# PROVIDED INFORMATION:
------------------------------------------------------------
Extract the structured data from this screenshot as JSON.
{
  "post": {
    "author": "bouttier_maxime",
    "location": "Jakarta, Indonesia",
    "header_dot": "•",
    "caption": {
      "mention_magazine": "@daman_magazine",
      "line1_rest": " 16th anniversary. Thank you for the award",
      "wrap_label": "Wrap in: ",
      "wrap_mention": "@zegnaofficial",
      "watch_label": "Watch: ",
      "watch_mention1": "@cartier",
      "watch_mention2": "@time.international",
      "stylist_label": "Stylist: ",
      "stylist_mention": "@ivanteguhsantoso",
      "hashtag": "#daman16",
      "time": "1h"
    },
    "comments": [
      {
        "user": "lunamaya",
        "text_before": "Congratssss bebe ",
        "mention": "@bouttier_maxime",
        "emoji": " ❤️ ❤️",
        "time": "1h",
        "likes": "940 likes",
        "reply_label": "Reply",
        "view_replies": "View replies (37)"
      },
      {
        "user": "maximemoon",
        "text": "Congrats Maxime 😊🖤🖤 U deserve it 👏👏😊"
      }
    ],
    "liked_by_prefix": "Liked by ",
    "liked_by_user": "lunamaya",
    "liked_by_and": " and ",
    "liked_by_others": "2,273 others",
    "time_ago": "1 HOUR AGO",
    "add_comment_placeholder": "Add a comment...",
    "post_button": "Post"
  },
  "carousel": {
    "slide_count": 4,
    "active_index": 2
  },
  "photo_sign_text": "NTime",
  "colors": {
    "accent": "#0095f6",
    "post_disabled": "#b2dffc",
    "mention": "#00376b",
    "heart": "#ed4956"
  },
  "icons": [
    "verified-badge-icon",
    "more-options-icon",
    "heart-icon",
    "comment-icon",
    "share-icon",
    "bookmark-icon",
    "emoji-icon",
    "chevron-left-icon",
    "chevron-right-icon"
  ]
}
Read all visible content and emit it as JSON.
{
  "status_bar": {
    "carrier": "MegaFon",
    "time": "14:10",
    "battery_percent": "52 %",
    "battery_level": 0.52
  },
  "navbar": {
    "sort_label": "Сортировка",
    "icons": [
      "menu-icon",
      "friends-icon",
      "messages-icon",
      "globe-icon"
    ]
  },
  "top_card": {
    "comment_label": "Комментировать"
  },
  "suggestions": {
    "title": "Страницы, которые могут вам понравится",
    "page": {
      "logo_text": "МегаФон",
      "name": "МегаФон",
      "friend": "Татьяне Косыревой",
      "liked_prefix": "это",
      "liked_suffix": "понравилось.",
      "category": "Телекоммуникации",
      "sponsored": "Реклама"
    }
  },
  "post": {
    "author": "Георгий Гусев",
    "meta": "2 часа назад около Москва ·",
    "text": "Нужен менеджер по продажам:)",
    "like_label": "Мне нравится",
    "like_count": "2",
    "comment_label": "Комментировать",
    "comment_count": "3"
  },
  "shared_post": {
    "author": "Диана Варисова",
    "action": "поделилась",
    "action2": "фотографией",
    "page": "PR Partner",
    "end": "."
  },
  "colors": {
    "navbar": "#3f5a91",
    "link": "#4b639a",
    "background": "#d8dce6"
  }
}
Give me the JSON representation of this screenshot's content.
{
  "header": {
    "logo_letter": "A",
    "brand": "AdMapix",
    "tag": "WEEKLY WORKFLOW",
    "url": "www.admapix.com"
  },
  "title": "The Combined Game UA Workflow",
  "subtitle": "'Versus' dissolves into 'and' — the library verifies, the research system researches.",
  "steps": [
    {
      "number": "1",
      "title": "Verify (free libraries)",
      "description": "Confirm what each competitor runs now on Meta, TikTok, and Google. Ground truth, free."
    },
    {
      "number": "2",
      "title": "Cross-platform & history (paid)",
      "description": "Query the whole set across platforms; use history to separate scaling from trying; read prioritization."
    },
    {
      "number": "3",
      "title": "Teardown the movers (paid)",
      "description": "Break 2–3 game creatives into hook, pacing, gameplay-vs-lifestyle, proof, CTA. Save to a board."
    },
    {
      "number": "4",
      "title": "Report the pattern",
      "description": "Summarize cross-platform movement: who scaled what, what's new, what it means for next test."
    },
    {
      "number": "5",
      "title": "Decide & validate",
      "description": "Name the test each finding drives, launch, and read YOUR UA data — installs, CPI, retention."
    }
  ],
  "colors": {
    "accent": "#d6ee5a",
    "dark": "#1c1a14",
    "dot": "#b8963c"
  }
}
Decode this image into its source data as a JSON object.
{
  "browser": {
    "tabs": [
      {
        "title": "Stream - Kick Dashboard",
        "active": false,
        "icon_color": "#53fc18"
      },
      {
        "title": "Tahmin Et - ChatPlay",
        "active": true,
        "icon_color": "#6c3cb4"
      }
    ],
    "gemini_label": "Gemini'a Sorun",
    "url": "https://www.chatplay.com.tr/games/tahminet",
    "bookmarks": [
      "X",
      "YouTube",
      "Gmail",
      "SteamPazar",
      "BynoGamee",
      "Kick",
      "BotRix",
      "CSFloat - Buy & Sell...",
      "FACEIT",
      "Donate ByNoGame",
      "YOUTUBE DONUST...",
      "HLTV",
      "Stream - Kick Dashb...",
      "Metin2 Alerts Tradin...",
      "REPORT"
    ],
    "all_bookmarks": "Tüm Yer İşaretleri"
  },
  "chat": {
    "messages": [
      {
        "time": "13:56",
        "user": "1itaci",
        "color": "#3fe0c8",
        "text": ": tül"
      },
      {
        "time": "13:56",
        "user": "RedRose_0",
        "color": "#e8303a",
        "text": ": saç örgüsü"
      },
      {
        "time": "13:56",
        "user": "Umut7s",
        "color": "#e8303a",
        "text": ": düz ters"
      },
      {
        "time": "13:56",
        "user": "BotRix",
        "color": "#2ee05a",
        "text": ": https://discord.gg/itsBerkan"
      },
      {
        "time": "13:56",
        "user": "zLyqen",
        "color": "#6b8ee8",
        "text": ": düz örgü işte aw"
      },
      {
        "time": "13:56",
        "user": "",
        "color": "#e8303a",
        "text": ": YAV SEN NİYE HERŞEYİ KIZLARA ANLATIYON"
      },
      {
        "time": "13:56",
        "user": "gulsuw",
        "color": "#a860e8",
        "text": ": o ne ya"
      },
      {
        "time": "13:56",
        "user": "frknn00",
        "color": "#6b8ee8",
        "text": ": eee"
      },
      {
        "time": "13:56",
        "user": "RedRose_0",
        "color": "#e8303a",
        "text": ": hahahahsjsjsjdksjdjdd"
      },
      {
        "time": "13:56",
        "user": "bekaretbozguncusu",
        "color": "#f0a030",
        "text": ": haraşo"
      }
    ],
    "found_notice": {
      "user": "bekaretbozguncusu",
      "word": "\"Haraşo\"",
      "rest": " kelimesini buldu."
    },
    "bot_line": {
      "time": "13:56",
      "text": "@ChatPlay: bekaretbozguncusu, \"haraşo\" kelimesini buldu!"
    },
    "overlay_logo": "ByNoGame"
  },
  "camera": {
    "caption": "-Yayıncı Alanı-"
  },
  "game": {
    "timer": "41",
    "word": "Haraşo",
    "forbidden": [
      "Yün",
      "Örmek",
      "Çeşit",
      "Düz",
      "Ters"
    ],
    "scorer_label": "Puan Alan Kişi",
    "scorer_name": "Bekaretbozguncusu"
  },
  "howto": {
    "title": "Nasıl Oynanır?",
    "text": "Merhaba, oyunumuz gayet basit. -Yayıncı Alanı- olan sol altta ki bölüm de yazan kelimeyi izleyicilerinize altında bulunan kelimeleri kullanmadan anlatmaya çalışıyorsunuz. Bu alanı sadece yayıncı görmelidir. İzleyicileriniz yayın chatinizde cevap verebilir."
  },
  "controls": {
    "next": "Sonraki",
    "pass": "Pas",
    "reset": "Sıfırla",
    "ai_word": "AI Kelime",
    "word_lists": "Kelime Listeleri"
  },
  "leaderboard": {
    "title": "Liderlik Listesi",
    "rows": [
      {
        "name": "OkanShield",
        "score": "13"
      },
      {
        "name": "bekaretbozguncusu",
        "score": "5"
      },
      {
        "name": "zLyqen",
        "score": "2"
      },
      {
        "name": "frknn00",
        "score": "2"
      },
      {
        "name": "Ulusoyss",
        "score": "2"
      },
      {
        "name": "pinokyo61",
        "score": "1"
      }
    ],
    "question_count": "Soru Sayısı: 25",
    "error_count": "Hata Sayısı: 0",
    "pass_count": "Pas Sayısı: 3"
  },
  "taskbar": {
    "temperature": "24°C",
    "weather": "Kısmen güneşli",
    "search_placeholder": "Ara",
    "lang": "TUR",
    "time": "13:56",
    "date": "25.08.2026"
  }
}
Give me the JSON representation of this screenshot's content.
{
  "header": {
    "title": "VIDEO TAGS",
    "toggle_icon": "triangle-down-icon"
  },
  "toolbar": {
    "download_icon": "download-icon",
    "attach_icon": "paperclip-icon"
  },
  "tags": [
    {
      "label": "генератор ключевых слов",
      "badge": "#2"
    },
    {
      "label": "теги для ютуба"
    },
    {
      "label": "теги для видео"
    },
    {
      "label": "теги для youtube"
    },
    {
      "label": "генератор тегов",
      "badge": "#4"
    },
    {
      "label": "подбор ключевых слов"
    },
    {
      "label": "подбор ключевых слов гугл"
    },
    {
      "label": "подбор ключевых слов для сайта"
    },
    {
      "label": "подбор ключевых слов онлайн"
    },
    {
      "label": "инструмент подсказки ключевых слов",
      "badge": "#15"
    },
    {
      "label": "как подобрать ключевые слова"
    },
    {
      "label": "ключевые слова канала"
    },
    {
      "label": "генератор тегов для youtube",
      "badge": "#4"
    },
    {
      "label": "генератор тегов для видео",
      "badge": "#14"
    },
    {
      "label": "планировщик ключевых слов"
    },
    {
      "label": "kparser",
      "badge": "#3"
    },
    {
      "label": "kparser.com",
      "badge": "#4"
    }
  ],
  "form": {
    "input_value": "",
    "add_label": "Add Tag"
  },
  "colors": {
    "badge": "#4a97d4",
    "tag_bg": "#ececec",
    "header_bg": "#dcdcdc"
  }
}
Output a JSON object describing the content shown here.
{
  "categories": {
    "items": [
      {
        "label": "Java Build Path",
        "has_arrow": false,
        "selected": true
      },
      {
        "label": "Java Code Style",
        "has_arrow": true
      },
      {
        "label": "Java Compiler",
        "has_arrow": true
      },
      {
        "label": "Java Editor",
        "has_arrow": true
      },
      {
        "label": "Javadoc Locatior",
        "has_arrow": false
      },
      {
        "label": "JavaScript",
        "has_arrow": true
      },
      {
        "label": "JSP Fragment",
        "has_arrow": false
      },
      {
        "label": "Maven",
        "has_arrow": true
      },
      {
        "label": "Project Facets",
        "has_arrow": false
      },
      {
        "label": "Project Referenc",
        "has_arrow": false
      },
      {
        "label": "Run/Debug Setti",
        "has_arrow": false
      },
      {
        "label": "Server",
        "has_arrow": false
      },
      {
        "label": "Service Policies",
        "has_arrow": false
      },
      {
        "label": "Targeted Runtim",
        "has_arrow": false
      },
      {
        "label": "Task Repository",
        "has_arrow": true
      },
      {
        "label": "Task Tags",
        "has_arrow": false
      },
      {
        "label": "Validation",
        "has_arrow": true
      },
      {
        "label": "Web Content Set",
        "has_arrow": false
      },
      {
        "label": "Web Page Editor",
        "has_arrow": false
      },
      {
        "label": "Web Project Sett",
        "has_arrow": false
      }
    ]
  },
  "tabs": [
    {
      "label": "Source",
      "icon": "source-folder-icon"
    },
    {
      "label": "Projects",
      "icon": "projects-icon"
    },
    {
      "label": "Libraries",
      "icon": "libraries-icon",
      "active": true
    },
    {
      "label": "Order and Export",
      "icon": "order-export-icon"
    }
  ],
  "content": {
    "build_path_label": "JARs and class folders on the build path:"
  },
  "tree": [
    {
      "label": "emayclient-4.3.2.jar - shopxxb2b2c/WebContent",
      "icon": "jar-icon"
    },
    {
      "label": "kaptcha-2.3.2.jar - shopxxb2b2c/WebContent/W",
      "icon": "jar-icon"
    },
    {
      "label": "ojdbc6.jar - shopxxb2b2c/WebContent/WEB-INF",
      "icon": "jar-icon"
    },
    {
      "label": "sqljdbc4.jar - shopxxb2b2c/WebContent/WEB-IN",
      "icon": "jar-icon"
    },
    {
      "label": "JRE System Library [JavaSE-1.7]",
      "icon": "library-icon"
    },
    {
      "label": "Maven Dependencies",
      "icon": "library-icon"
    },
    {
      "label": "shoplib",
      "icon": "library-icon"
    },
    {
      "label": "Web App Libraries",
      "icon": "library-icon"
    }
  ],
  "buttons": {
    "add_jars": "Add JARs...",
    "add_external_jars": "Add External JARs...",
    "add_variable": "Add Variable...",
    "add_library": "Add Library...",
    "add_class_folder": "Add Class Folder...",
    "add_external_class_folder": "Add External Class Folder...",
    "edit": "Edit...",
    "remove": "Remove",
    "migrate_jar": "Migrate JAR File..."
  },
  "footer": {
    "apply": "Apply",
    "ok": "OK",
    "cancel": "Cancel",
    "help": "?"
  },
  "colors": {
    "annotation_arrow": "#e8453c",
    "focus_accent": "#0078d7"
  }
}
------------------------------------------------------------
# REQUIREMENT:
For each line of the listing that holds the word "into", show that line.

# CORRECT RESULT:
  "subtitle": "'Versus' dissolves into 'and' — the library verifies, the research system researches.",
      "description": "Break 2–3 game creatives into hook, pacing, gameplay-vs-lifestyle, proof, CTA. Save to a board."
Decode this image into its source data as a JSON object.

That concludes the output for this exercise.